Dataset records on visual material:

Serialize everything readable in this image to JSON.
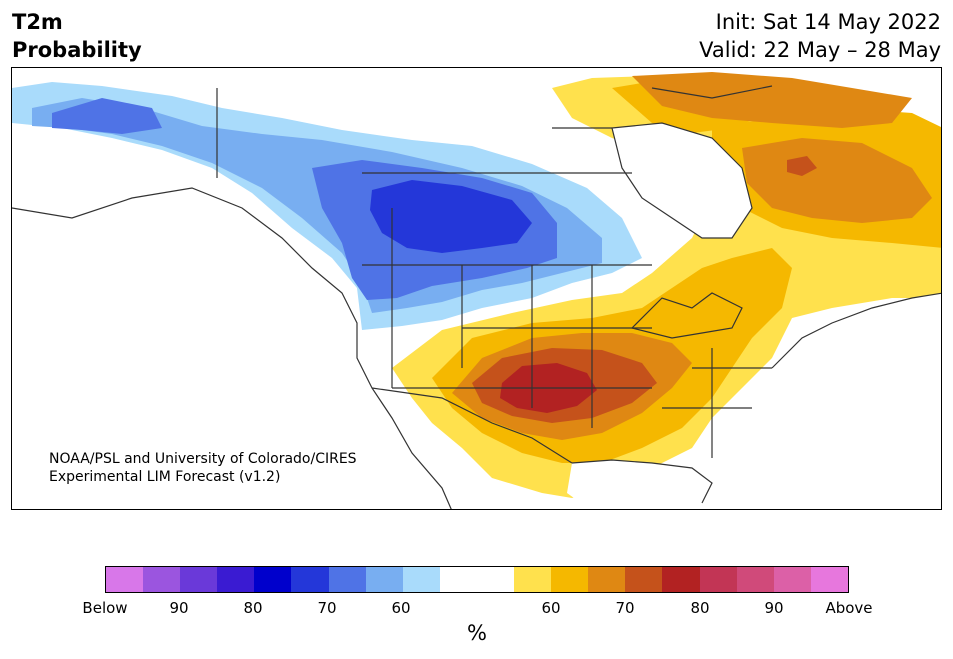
{
  "header": {
    "variable": "T2m",
    "product": "Probability",
    "init": "Init: Sat 14 May 2022",
    "valid": "Valid: 22 May – 28 May"
  },
  "credit": {
    "line1": "NOAA/PSL and University of Colorado/CIRES",
    "line2": "Experimental LIM Forecast (v1.2)"
  },
  "colorbar": {
    "unit": "%",
    "colors": [
      "#d877e9",
      "#9b55df",
      "#6a39d9",
      "#3a1bd2",
      "#0000cc",
      "#2437d9",
      "#4f73e6",
      "#78aef1",
      "#a9dbfb",
      "#ffffff",
      "#ffffff",
      "#ffe14d",
      "#f5b800",
      "#df8813",
      "#c5521b",
      "#b22222",
      "#c23555",
      "#d04a7a",
      "#dc60a7",
      "#e777dd"
    ],
    "ticks": {
      "below": "Below",
      "b90": "90",
      "b80": "80",
      "b70": "70",
      "b60": "60",
      "a60": "60",
      "a70": "70",
      "a80": "80",
      "a90": "90",
      "above": "Above"
    }
  },
  "map": {
    "region": "North America",
    "cold_colors": [
      "#a9dbfb",
      "#78aef1",
      "#4f73e6",
      "#2437d9"
    ],
    "warm_colors": [
      "#ffe14d",
      "#f5b800",
      "#df8813",
      "#c5521b",
      "#b22222"
    ],
    "border_color": "#333333"
  }
}
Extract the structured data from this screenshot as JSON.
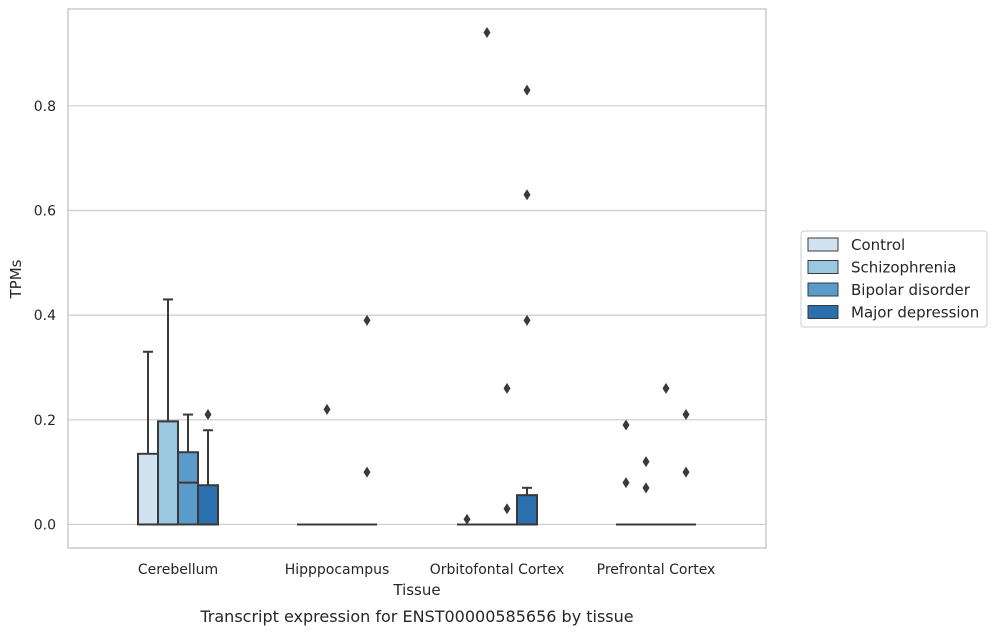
{
  "caption": "Transcript expression for ENST00000585656 by tissue",
  "chart_data": {
    "type": "box",
    "xlabel": "Tissue",
    "ylabel": "TPMs",
    "ylim": [
      -0.045,
      0.985
    ],
    "yticks": [
      0.0,
      0.2,
      0.4,
      0.6,
      0.8
    ],
    "ytick_labels": [
      "0.0",
      "0.2",
      "0.4",
      "0.6",
      "0.8"
    ],
    "grid": "horizontal",
    "legend_position": "right",
    "categories": [
      "Cerebellum",
      "Hipppocampus",
      "Orbitofontal Cortex",
      "Prefrontal Cortex"
    ],
    "series": [
      {
        "name": "Control",
        "color": "#d1e2f1",
        "boxes": [
          {
            "q1": 0.0,
            "median": 0.0,
            "q3": 0.135,
            "whisker_low": 0.0,
            "whisker_high": 0.33,
            "outliers": []
          },
          {
            "q1": 0.0,
            "median": 0.0,
            "q3": 0.0,
            "whisker_low": 0.0,
            "whisker_high": 0.0,
            "outliers": []
          },
          {
            "q1": 0.0,
            "median": 0.0,
            "q3": 0.0,
            "whisker_low": 0.0,
            "whisker_high": 0.0,
            "outliers": [
              0.01
            ]
          },
          {
            "q1": 0.0,
            "median": 0.0,
            "q3": 0.0,
            "whisker_low": 0.0,
            "whisker_high": 0.0,
            "outliers": [
              0.08,
              0.19
            ]
          }
        ]
      },
      {
        "name": "Schizophrenia",
        "color": "#9ac8e0",
        "boxes": [
          {
            "q1": 0.0,
            "median": 0.0,
            "q3": 0.197,
            "whisker_low": 0.0,
            "whisker_high": 0.43,
            "outliers": []
          },
          {
            "q1": 0.0,
            "median": 0.0,
            "q3": 0.0,
            "whisker_low": 0.0,
            "whisker_high": 0.0,
            "outliers": [
              0.22
            ]
          },
          {
            "q1": 0.0,
            "median": 0.0,
            "q3": 0.0,
            "whisker_low": 0.0,
            "whisker_high": 0.0,
            "outliers": [
              0.94
            ]
          },
          {
            "q1": 0.0,
            "median": 0.0,
            "q3": 0.0,
            "whisker_low": 0.0,
            "whisker_high": 0.0,
            "outliers": [
              0.07,
              0.12
            ]
          }
        ]
      },
      {
        "name": "Bipolar disorder",
        "color": "#5a9bc9",
        "boxes": [
          {
            "q1": 0.0,
            "median": 0.08,
            "q3": 0.138,
            "whisker_low": 0.0,
            "whisker_high": 0.21,
            "outliers": []
          },
          {
            "q1": 0.0,
            "median": 0.0,
            "q3": 0.0,
            "whisker_low": 0.0,
            "whisker_high": 0.0,
            "outliers": []
          },
          {
            "q1": 0.0,
            "median": 0.0,
            "q3": 0.0,
            "whisker_low": 0.0,
            "whisker_high": 0.0,
            "outliers": [
              0.03,
              0.26
            ]
          },
          {
            "q1": 0.0,
            "median": 0.0,
            "q3": 0.0,
            "whisker_low": 0.0,
            "whisker_high": 0.0,
            "outliers": [
              0.26
            ]
          }
        ]
      },
      {
        "name": "Major depression",
        "color": "#2a6fae",
        "boxes": [
          {
            "q1": 0.0,
            "median": 0.0,
            "q3": 0.075,
            "whisker_low": 0.0,
            "whisker_high": 0.18,
            "outliers": [
              0.21
            ]
          },
          {
            "q1": 0.0,
            "median": 0.0,
            "q3": 0.0,
            "whisker_low": 0.0,
            "whisker_high": 0.0,
            "outliers": [
              0.1,
              0.39
            ]
          },
          {
            "q1": 0.0,
            "median": 0.0,
            "q3": 0.056,
            "whisker_low": 0.0,
            "whisker_high": 0.07,
            "outliers": [
              0.39,
              0.63,
              0.83
            ]
          },
          {
            "q1": 0.0,
            "median": 0.0,
            "q3": 0.0,
            "whisker_low": 0.0,
            "whisker_high": 0.0,
            "outliers": [
              0.1,
              0.21
            ]
          }
        ]
      }
    ]
  }
}
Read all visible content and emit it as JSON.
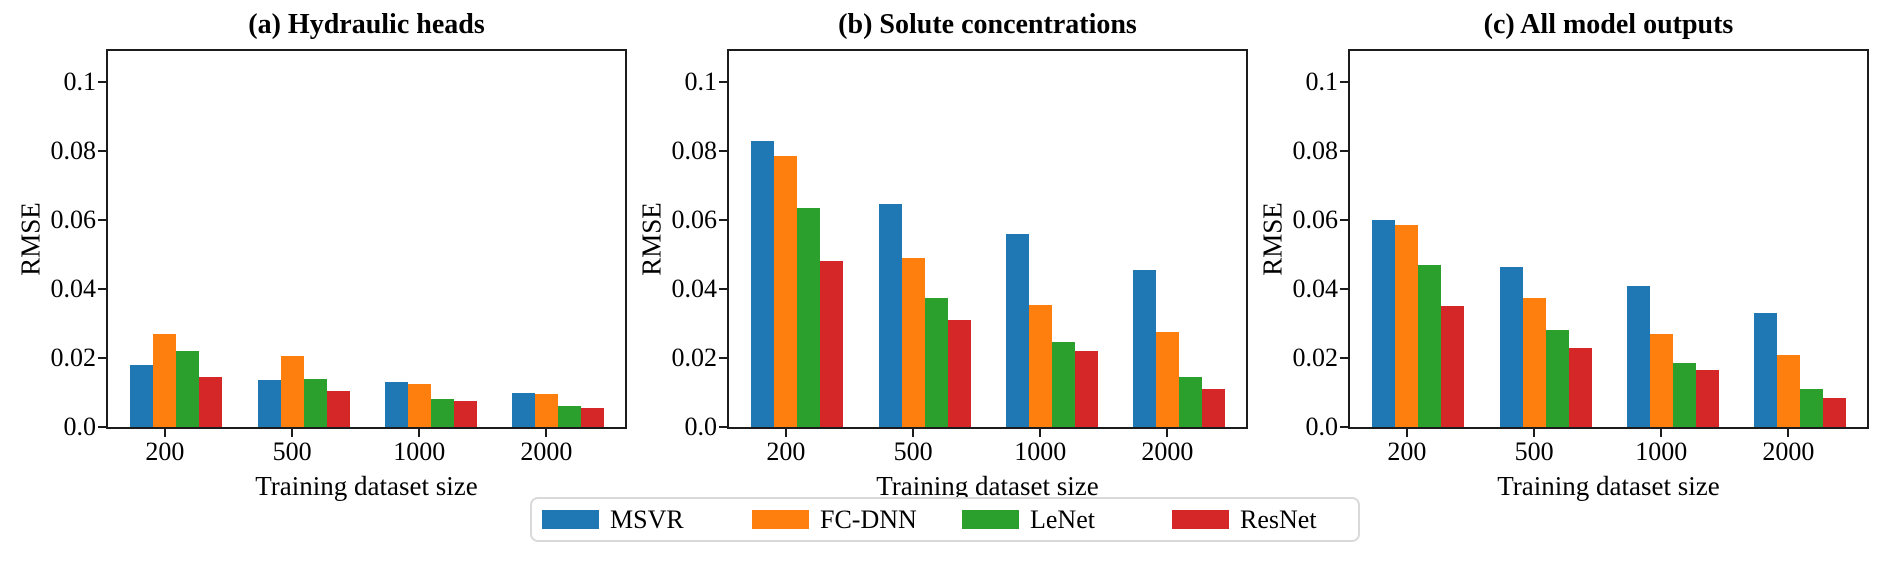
{
  "figure": {
    "background": "#ffffff",
    "axis_color": "#1c1c1c"
  },
  "legend": {
    "entries": [
      {
        "label": "MSVR",
        "color": "#1f77b4"
      },
      {
        "label": "FC-DNN",
        "color": "#ff7f0e"
      },
      {
        "label": "LeNet",
        "color": "#2ca02c"
      },
      {
        "label": "ResNet",
        "color": "#d62728"
      }
    ],
    "position": "below-figure-center"
  },
  "chart_data": [
    {
      "type": "bar",
      "title": "(a) Hydraulic heads",
      "xlabel": "Training dataset size",
      "ylabel": "RMSE",
      "categories": [
        "200",
        "500",
        "1000",
        "2000"
      ],
      "series": [
        {
          "name": "MSVR",
          "color": "#1f77b4",
          "values": [
            0.018,
            0.0135,
            0.013,
            0.01
          ]
        },
        {
          "name": "FC-DNN",
          "color": "#ff7f0e",
          "values": [
            0.027,
            0.0205,
            0.0125,
            0.0095
          ]
        },
        {
          "name": "LeNet",
          "color": "#2ca02c",
          "values": [
            0.022,
            0.014,
            0.008,
            0.006
          ]
        },
        {
          "name": "ResNet",
          "color": "#d62728",
          "values": [
            0.0145,
            0.0105,
            0.0075,
            0.0055
          ]
        }
      ],
      "ylim": [
        0,
        0.109
      ],
      "yticks": [
        0,
        0.02,
        0.04,
        0.06,
        0.08,
        0.1
      ],
      "ytick_labels": [
        "0.0",
        "0.02",
        "0.04",
        "0.06",
        "0.08",
        "0.1"
      ],
      "grid": false,
      "legend_position": "shared-below"
    },
    {
      "type": "bar",
      "title": "(b) Solute concentrations",
      "xlabel": "Training dataset size",
      "ylabel": "RMSE",
      "categories": [
        "200",
        "500",
        "1000",
        "2000"
      ],
      "series": [
        {
          "name": "MSVR",
          "color": "#1f77b4",
          "values": [
            0.083,
            0.0645,
            0.056,
            0.0455
          ]
        },
        {
          "name": "FC-DNN",
          "color": "#ff7f0e",
          "values": [
            0.0785,
            0.049,
            0.0355,
            0.0275
          ]
        },
        {
          "name": "LeNet",
          "color": "#2ca02c",
          "values": [
            0.0635,
            0.0375,
            0.0245,
            0.0145
          ]
        },
        {
          "name": "ResNet",
          "color": "#d62728",
          "values": [
            0.048,
            0.031,
            0.022,
            0.011
          ]
        }
      ],
      "ylim": [
        0,
        0.109
      ],
      "yticks": [
        0,
        0.02,
        0.04,
        0.06,
        0.08,
        0.1
      ],
      "ytick_labels": [
        "0.0",
        "0.02",
        "0.04",
        "0.06",
        "0.08",
        "0.1"
      ],
      "grid": false,
      "legend_position": "shared-below"
    },
    {
      "type": "bar",
      "title": "(c) All model outputs",
      "xlabel": "Training dataset size",
      "ylabel": "RMSE",
      "categories": [
        "200",
        "500",
        "1000",
        "2000"
      ],
      "series": [
        {
          "name": "MSVR",
          "color": "#1f77b4",
          "values": [
            0.06,
            0.0465,
            0.041,
            0.033
          ]
        },
        {
          "name": "FC-DNN",
          "color": "#ff7f0e",
          "values": [
            0.0585,
            0.0375,
            0.027,
            0.021
          ]
        },
        {
          "name": "LeNet",
          "color": "#2ca02c",
          "values": [
            0.047,
            0.028,
            0.0185,
            0.011
          ]
        },
        {
          "name": "ResNet",
          "color": "#d62728",
          "values": [
            0.035,
            0.023,
            0.0165,
            0.0085
          ]
        }
      ],
      "ylim": [
        0,
        0.109
      ],
      "yticks": [
        0,
        0.02,
        0.04,
        0.06,
        0.08,
        0.1
      ],
      "ytick_labels": [
        "0.0",
        "0.02",
        "0.04",
        "0.06",
        "0.08",
        "0.1"
      ],
      "grid": false,
      "legend_position": "shared-below"
    }
  ]
}
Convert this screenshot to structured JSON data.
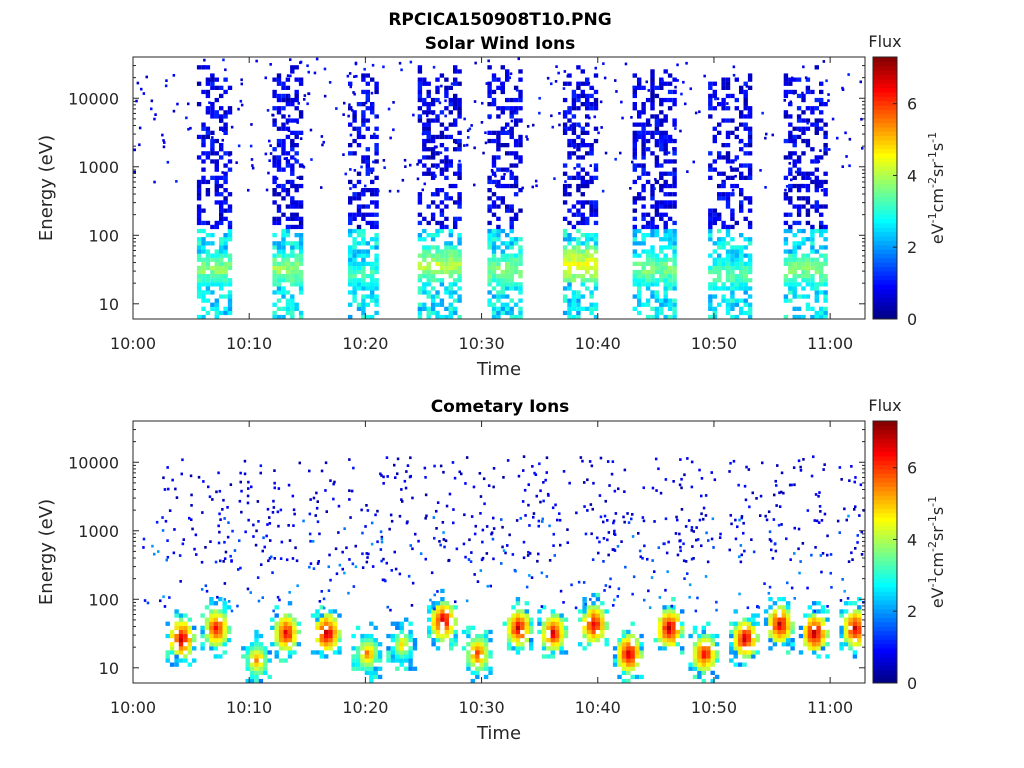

_REQUIRED TASK:_ Look through the entries above and report each line where the string "structured" occurs.

_SOLUTION TO THE EXERCISE:_
Extract the structured data from this screenshot as JSON.
Convert this screenshot to structured JSON data.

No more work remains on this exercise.